# DATA FOR THE TASK

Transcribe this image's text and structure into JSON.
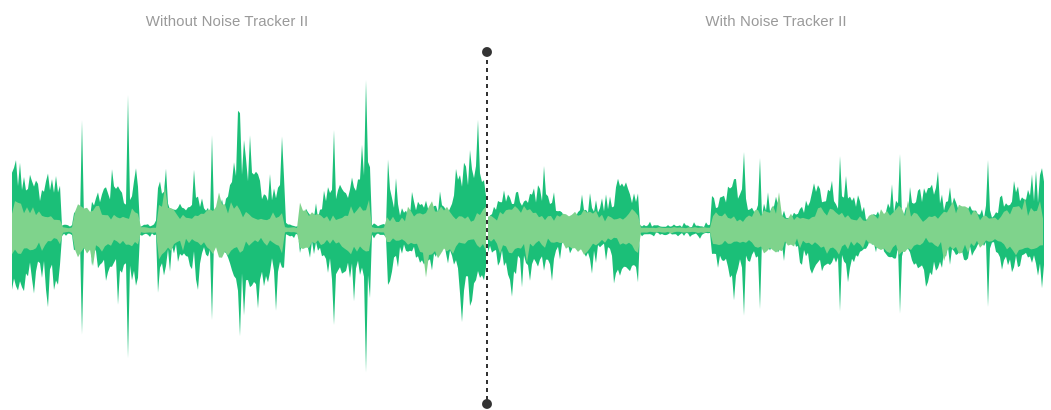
{
  "labels": {
    "left": "Without Noise Tracker II",
    "right": "With Noise Tracker II"
  },
  "colors": {
    "label_text": "#9a9a9a",
    "wave_dark": "#1bbf78",
    "wave_light": "#7fd38c",
    "divider": "#333333",
    "background": "#ffffff"
  },
  "divider": {
    "style": "dashed",
    "handle_icon": "circle-handle"
  }
}
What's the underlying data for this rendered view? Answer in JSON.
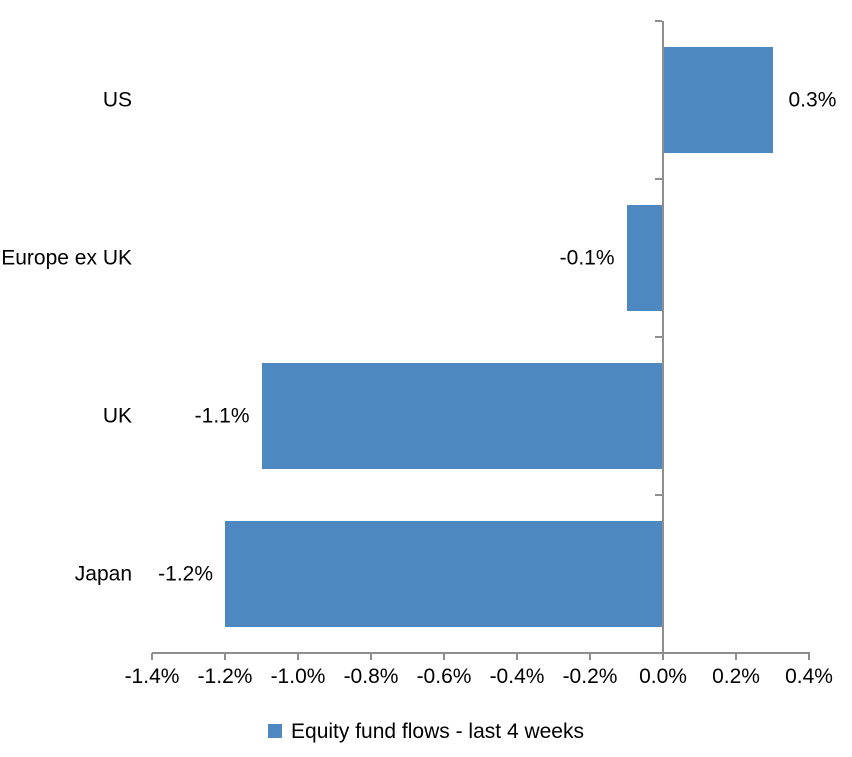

# WHAT IS NEEDED
Leave out the pictures and copy everything else in the records word for word.

# THE OUTPUT
Transcribe this image's text and structure into JSON.
{
  "labels": {
    "left": "Without Noise Tracker II",
    "right": "With Noise Tracker II"
  },
  "colors": {
    "label_text": "#9a9a9a",
    "wave_dark": "#1bbf78",
    "wave_light": "#7fd38c",
    "divider": "#333333",
    "background": "#ffffff"
  },
  "divider": {
    "style": "dashed",
    "handle_icon": "circle-handle"
  }
}
What's the underlying data for this rendered view? Answer in JSON.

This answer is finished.